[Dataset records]
______________________________

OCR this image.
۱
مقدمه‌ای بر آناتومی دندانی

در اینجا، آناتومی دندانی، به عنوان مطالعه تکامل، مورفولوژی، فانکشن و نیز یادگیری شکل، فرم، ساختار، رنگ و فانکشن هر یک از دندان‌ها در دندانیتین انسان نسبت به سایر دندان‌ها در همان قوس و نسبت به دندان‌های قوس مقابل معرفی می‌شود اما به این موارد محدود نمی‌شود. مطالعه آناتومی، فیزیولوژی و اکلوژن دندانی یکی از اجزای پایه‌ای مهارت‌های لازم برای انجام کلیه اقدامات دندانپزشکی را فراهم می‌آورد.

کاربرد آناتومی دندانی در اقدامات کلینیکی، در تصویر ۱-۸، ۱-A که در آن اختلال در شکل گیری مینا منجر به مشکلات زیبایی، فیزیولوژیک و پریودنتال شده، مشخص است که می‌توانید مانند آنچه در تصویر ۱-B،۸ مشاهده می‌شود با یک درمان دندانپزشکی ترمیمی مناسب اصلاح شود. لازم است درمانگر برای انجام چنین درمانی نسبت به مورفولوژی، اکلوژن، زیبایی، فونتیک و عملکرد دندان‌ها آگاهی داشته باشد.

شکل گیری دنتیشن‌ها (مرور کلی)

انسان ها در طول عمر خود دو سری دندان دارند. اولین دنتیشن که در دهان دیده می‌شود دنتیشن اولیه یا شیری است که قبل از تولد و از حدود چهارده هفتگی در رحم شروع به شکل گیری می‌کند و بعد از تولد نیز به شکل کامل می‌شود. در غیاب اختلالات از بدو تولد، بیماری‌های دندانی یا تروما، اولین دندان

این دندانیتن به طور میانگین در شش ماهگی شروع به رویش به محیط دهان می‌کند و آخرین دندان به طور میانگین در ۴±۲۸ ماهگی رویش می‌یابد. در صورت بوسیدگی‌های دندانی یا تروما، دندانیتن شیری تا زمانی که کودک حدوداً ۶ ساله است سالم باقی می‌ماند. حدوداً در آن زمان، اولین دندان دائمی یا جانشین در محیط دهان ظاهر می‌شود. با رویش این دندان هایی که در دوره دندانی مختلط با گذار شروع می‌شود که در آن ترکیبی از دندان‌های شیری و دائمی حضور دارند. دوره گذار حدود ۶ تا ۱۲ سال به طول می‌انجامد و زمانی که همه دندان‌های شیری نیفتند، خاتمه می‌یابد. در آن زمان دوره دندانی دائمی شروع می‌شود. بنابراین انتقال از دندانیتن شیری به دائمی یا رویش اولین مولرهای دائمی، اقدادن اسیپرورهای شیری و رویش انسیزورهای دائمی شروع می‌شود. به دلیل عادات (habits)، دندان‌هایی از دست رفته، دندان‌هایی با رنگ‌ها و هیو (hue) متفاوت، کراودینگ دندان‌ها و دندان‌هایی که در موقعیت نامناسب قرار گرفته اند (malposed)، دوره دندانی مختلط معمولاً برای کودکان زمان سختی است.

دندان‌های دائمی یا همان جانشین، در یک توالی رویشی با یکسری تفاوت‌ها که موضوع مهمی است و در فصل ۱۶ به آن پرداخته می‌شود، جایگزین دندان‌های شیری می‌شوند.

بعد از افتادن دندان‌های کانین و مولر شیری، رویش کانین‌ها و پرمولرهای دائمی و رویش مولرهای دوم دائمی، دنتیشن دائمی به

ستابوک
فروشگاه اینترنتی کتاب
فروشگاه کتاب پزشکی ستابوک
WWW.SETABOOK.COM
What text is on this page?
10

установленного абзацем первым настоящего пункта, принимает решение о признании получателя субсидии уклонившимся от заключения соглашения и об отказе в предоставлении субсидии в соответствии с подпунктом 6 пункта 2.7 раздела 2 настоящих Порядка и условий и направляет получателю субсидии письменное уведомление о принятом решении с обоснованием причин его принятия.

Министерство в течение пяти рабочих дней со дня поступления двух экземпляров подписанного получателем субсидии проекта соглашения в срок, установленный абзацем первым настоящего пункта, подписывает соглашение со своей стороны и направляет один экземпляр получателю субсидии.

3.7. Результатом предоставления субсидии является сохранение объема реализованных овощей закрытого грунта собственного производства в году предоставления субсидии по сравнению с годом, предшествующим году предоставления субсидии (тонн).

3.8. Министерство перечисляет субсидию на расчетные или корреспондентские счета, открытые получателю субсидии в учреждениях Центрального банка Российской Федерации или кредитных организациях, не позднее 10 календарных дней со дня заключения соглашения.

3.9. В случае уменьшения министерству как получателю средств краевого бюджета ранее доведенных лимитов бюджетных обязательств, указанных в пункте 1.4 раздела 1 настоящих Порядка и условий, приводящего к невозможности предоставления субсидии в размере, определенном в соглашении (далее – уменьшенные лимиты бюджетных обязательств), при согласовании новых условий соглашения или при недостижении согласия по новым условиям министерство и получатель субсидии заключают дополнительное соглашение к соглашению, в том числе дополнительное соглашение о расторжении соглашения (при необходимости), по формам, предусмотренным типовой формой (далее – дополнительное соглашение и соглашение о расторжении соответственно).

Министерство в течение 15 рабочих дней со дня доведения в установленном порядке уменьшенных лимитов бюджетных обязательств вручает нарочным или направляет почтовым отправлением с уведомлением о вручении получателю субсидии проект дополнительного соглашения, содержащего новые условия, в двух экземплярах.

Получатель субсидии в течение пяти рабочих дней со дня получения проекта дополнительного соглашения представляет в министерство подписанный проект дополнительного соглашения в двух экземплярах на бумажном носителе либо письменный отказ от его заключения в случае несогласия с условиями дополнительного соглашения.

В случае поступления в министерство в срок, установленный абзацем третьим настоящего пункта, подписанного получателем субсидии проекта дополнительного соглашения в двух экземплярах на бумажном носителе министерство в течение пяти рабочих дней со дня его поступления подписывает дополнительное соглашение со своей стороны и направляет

______________________________

**What to produce:**
Your task is to retype all of the records exactly.

**Solution to this exercise:**
OCR this image.
۱
مقدمه‌ای بر آناتومی دندانی

در اینجا، آناتومی دندانی، به عنوان مطالعه تکامل، مورفولوژی، فانکشن و نیز یادگیری شکل، فرم، ساختار، رنگ و فانکشن هر یک از دندان‌ها در دندانیتین انسان نسبت به سایر دندان‌ها در همان قوس و نسبت به دندان‌های قوس مقابل معرفی می‌شود اما به این موارد محدود نمی‌شود. مطالعه آناتومی، فیزیولوژی و اکلوژن دندانی یکی از اجزای پایه‌ای مهارت‌های لازم برای انجام کلیه اقدامات دندانپزشکی را فراهم می‌آورد.

کاربرد آناتومی دندانی در اقدامات کلینیکی، در تصویر ۱-۸، ۱-A که در آن اختلال در شکل گیری مینا منجر به مشکلات زیبایی، فیزیولوژیک و پریودنتال شده، مشخص است که می‌توانید مانند آنچه در تصویر ۱-B،۸ مشاهده می‌شود با یک درمان دندانپزشکی ترمیمی مناسب اصلاح شود. لازم است درمانگر برای انجام چنین درمانی نسبت به مورفولوژی، اکلوژن، زیبایی، فونتیک و عملکرد دندان‌ها آگاهی داشته باشد.

شکل گیری دنتیشن‌ها (مرور کلی)

انسان ها در طول عمر خود دو سری دندان دارند. اولین دنتیشن که در دهان دیده می‌شود دنتیشن اولیه یا شیری است که قبل از تولد و از حدود چهارده هفتگی در رحم شروع به شکل گیری می‌کند و بعد از تولد نیز به شکل کامل می‌شود. در غیاب اختلالات از بدو تولد، بیماری‌های دندانی یا تروما، اولین دندان

این دندانیتن به طور میانگین در شش ماهگی شروع به رویش به محیط دهان می‌کند و آخرین دندان به طور میانگین در ۴±۲۸ ماهگی رویش می‌یابد. در صورت بوسیدگی‌های دندانی یا تروما، دندانیتن شیری تا زمانی که کودک حدوداً ۶ ساله است سالم باقی می‌ماند. حدوداً در آن زمان، اولین دندان دائمی یا جانشین در محیط دهان ظاهر می‌شود. با رویش این دندان هایی که در دوره دندانی مختلط با گذار شروع می‌شود که در آن ترکیبی از دندان‌های شیری و دائمی حضور دارند. دوره گذار حدود ۶ تا ۱۲ سال به طول می‌انجامد و زمانی که همه دندان‌های شیری نیفتند، خاتمه می‌یابد. در آن زمان دوره دندانی دائمی شروع می‌شود. بنابراین انتقال از دندانیتن شیری به دائمی یا رویش اولین مولرهای دائمی، اقدادن اسیپرورهای شیری و رویش انسیزورهای دائمی شروع می‌شود. به دلیل عادات (habits)، دندان‌هایی از دست رفته، دندان‌هایی با رنگ‌ها و هیو (hue) متفاوت، کراودینگ دندان‌ها و دندان‌هایی که در موقعیت نامناسب قرار گرفته اند (malposed)، دوره دندانی مختلط معمولاً برای کودکان زمان سختی است.

دندان‌های دائمی یا همان جانشین، در یک توالی رویشی با یکسری تفاوت‌ها که موضوع مهمی است و در فصل ۱۶ به آن پرداخته می‌شود، جایگزین دندان‌های شیری می‌شوند.

بعد از افتادن دندان‌های کانین و مولر شیری، رویش کانین‌ها و پرمولرهای دائمی و رویش مولرهای دوم دائمی، دنتیشن دائمی به

ستابوک
فروشگاه اینترنتی کتاب
فروشگاه کتاب پزشکی ستابوک
WWW.SETABOOK.COM
What text is on this page?
10

установленного абзацем первым настоящего пункта, принимает решение о признании получателя субсидии уклонившимся от заключения соглашения и об отказе в предоставлении субсидии в соответствии с подпунктом 6 пункта 2.7 раздела 2 настоящих Порядка и условий и направляет получателю субсидии письменное уведомление о принятом решении с обоснованием причин его принятия.

Министерство в течение пяти рабочих дней со дня поступления двух экземпляров подписанного получателем субсидии проекта соглашения в срок, установленный абзацем первым настоящего пункта, подписывает соглашение со своей стороны и направляет один экземпляр получателю субсидии.

3.7. Результатом предоставления субсидии является сохранение объема реализованных овощей закрытого грунта собственного производства в году предоставления субсидии по сравнению с годом, предшествующим году предоставления субсидии (тонн).

3.8. Министерство перечисляет субсидию на расчетные или корреспондентские счета, открытые получателю субсидии в учреждениях Центрального банка Российской Федерации или кредитных организациях, не позднее 10 календарных дней со дня заключения соглашения.

3.9. В случае уменьшения министерству как получателю средств краевого бюджета ранее доведенных лимитов бюджетных обязательств, указанных в пункте 1.4 раздела 1 настоящих Порядка и условий, приводящего к невозможности предоставления субсидии в размере, определенном в соглашении (далее – уменьшенные лимиты бюджетных обязательств), при согласовании новых условий соглашения или при недостижении согласия по новым условиям министерство и получатель субсидии заключают дополнительное соглашение к соглашению, в том числе дополнительное соглашение о расторжении соглашения (при необходимости), по формам, предусмотренным типовой формой (далее – дополнительное соглашение и соглашение о расторжении соответственно).

Министерство в течение 15 рабочих дней со дня доведения в установленном порядке уменьшенных лимитов бюджетных обязательств вручает нарочным или направляет почтовым отправлением с уведомлением о вручении получателю субсидии проект дополнительного соглашения, содержащего новые условия, в двух экземплярах.

Получатель субсидии в течение пяти рабочих дней со дня получения проекта дополнительного соглашения представляет в министерство подписанный проект дополнительного соглашения в двух экземплярах на бумажном носителе либо письменный отказ от его заключения в случае несогласия с условиями дополнительного соглашения.

В случае поступления в министерство в срок, установленный абзацем третьим настоящего пункта, подписанного получателем субсидии проекта дополнительного соглашения в двух экземплярах на бумажном носителе министерство в течение пяти рабочих дней со дня его поступления подписывает дополнительное соглашение со своей стороны и направляет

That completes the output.